* **Exercise details**
Skip the pictures. Repeat everything else in the records word for word.
— start Provided records —
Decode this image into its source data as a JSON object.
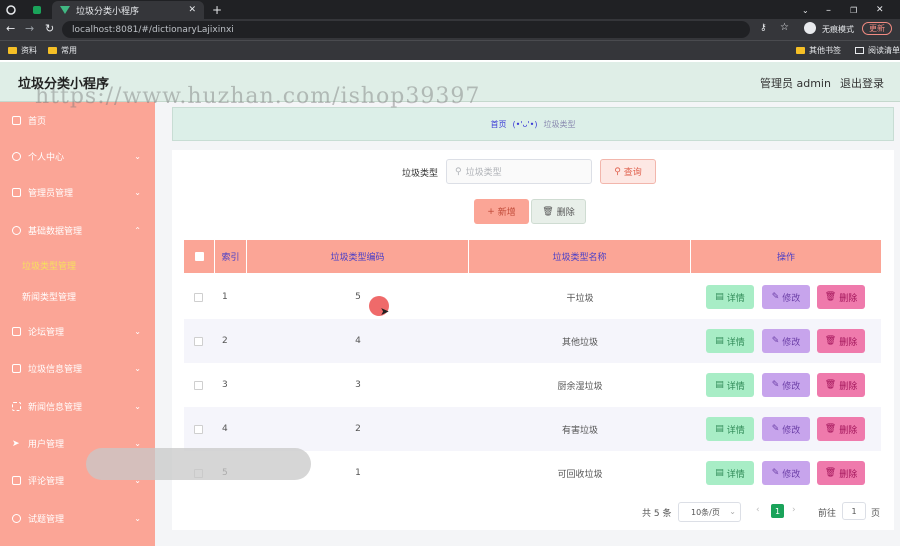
{
  "browser": {
    "tab_title": "垃圾分类小程序",
    "url": "localhost:8081/#/dictionaryLajixinxi",
    "incognito_label": "无痕模式",
    "update_label": "更新",
    "bookmarks": [
      "资料",
      "常用"
    ],
    "bookmarks_right": [
      "其他书签",
      "阅读清单"
    ]
  },
  "header": {
    "title": "垃圾分类小程序",
    "admin": "管理员 admin",
    "logout": "退出登录"
  },
  "watermark": "https://www.huzhan.com/ishop39397",
  "sidebar": {
    "items": [
      {
        "label": "首页"
      },
      {
        "label": "个人中心"
      },
      {
        "label": "管理员管理"
      },
      {
        "label": "基础数据管理"
      },
      {
        "label": "论坛管理"
      },
      {
        "label": "垃圾信息管理"
      },
      {
        "label": "新闻信息管理"
      },
      {
        "label": "用户管理"
      },
      {
        "label": "评论管理"
      },
      {
        "label": "试题管理"
      }
    ],
    "sub_items": [
      {
        "label": "垃圾类型管理",
        "active": true
      },
      {
        "label": "新闻类型管理",
        "active": false
      }
    ]
  },
  "breadcrumb": {
    "home": "首页",
    "face": "(•'ᴗ'•)",
    "current": "垃圾类型"
  },
  "search": {
    "label": "垃圾类型",
    "placeholder": "垃圾类型",
    "query_label": "查询"
  },
  "actions": {
    "add_label": "新增",
    "delete_label": "删除"
  },
  "table": {
    "headers": [
      "索引",
      "垃圾类型编码",
      "垃圾类型名称",
      "操作"
    ],
    "rows": [
      {
        "index": "1",
        "code": "5",
        "name": "干垃圾"
      },
      {
        "index": "2",
        "code": "4",
        "name": "其他垃圾"
      },
      {
        "index": "3",
        "code": "3",
        "name": "厨余湿垃圾"
      },
      {
        "index": "4",
        "code": "2",
        "name": "有害垃圾"
      },
      {
        "index": "5",
        "code": "1",
        "name": "可回收垃圾"
      }
    ],
    "row_buttons": {
      "detail": "详情",
      "edit": "修改",
      "delete": "删除"
    }
  },
  "pagination": {
    "total": "共 5 条",
    "page_size": "10条/页",
    "current_page": "1",
    "goto_label": "前往",
    "goto_value": "1",
    "page_unit": "页"
  }
}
— end Provided records —
* **Finished answer**
Decode this image into its source data as a JSON object.
{
  "browser": {
    "tab_title": "垃圾分类小程序",
    "url": "localhost:8081/#/dictionaryLajixinxi",
    "incognito_label": "无痕模式",
    "update_label": "更新",
    "bookmarks": [
      "资料",
      "常用"
    ],
    "bookmarks_right": [
      "其他书签",
      "阅读清单"
    ]
  },
  "header": {
    "title": "垃圾分类小程序",
    "admin": "管理员 admin",
    "logout": "退出登录"
  },
  "watermark": "https://www.huzhan.com/ishop39397",
  "sidebar": {
    "items": [
      {
        "label": "首页"
      },
      {
        "label": "个人中心"
      },
      {
        "label": "管理员管理"
      },
      {
        "label": "基础数据管理"
      },
      {
        "label": "论坛管理"
      },
      {
        "label": "垃圾信息管理"
      },
      {
        "label": "新闻信息管理"
      },
      {
        "label": "用户管理"
      },
      {
        "label": "评论管理"
      },
      {
        "label": "试题管理"
      }
    ],
    "sub_items": [
      {
        "label": "垃圾类型管理",
        "active": true
      },
      {
        "label": "新闻类型管理",
        "active": false
      }
    ]
  },
  "breadcrumb": {
    "home": "首页",
    "face": "(•'ᴗ'•)",
    "current": "垃圾类型"
  },
  "search": {
    "label": "垃圾类型",
    "placeholder": "垃圾类型",
    "query_label": "查询"
  },
  "actions": {
    "add_label": "新增",
    "delete_label": "删除"
  },
  "table": {
    "headers": [
      "索引",
      "垃圾类型编码",
      "垃圾类型名称",
      "操作"
    ],
    "rows": [
      {
        "index": "1",
        "code": "5",
        "name": "干垃圾"
      },
      {
        "index": "2",
        "code": "4",
        "name": "其他垃圾"
      },
      {
        "index": "3",
        "code": "3",
        "name": "厨余湿垃圾"
      },
      {
        "index": "4",
        "code": "2",
        "name": "有害垃圾"
      },
      {
        "index": "5",
        "code": "1",
        "name": "可回收垃圾"
      }
    ],
    "row_buttons": {
      "detail": "详情",
      "edit": "修改",
      "delete": "删除"
    }
  },
  "pagination": {
    "total": "共 5 条",
    "page_size": "10条/页",
    "current_page": "1",
    "goto_label": "前往",
    "goto_value": "1",
    "page_unit": "页"
  }
}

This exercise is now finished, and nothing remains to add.